### REQUIRED TASK:
Provide an exact reproduction of every entry.

### DATA ROWS:

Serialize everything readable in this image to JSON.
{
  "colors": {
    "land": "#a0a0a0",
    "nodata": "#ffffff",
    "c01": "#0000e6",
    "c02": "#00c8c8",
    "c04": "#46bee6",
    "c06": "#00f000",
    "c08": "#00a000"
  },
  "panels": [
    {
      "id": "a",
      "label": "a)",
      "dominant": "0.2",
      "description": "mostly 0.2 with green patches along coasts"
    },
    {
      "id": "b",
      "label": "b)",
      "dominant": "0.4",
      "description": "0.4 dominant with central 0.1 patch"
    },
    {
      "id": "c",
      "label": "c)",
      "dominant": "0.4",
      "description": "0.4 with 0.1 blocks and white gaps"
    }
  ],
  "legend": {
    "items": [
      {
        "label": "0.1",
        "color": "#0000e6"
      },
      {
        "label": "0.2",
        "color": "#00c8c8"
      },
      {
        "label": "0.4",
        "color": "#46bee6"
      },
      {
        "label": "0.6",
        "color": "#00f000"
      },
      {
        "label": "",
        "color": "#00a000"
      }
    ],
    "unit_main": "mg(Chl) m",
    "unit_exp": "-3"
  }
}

### RESPONSE TO THE EXERCISE:
Serialize everything readable in this image to JSON.
{
  "colors": {
    "land": "#a0a0a0",
    "nodata": "#ffffff",
    "c01": "#0000e6",
    "c02": "#00c8c8",
    "c04": "#46bee6",
    "c06": "#00f000",
    "c08": "#00a000"
  },
  "panels": [
    {
      "id": "a",
      "label": "a)",
      "dominant": "0.2",
      "description": "mostly 0.2 with green patches along coasts"
    },
    {
      "id": "b",
      "label": "b)",
      "dominant": "0.4",
      "description": "0.4 dominant with central 0.1 patch"
    },
    {
      "id": "c",
      "label": "c)",
      "dominant": "0.4",
      "description": "0.4 with 0.1 blocks and white gaps"
    }
  ],
  "legend": {
    "items": [
      {
        "label": "0.1",
        "color": "#0000e6"
      },
      {
        "label": "0.2",
        "color": "#00c8c8"
      },
      {
        "label": "0.4",
        "color": "#46bee6"
      },
      {
        "label": "0.6",
        "color": "#00f000"
      },
      {
        "label": "",
        "color": "#00a000"
      }
    ],
    "unit_main": "mg(Chl) m",
    "unit_exp": "-3"
  }
}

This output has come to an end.